EXERCISE: Report every line in the listing below where the string "inside" shows up.

MATERIAL SUPPLIED:

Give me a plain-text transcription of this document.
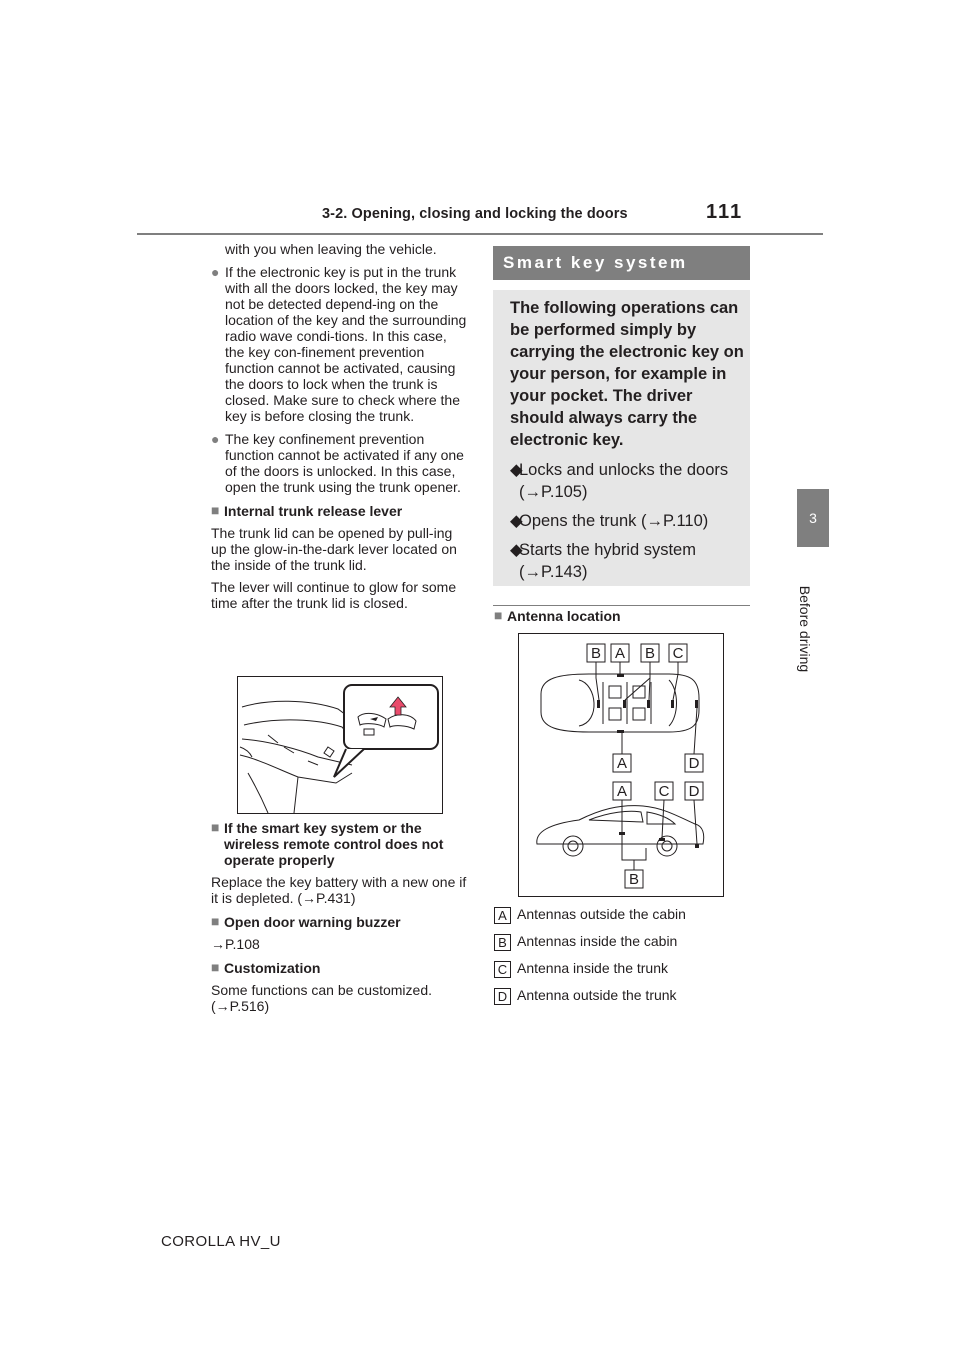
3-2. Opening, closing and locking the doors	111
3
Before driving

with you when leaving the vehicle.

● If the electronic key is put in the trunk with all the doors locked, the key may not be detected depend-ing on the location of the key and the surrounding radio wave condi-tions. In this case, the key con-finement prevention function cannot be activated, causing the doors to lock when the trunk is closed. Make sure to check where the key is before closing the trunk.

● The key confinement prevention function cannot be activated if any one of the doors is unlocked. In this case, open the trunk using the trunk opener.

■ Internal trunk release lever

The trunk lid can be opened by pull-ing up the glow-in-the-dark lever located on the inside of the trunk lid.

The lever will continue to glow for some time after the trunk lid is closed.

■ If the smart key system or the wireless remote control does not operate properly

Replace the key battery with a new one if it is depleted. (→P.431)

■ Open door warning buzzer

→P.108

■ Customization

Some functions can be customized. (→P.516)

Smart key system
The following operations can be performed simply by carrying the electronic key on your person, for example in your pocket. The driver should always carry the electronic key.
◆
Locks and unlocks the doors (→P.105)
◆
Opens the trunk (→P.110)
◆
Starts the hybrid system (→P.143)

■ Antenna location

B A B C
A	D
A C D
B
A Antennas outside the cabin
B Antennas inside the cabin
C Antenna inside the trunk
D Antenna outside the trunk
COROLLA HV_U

FINISHED ANSWER:
The trunk lid can be opened by pull-ing up the glow-in-the-dark lever located on the inside of the trunk lid.
B Antennas inside the cabin
C Antenna inside the trunk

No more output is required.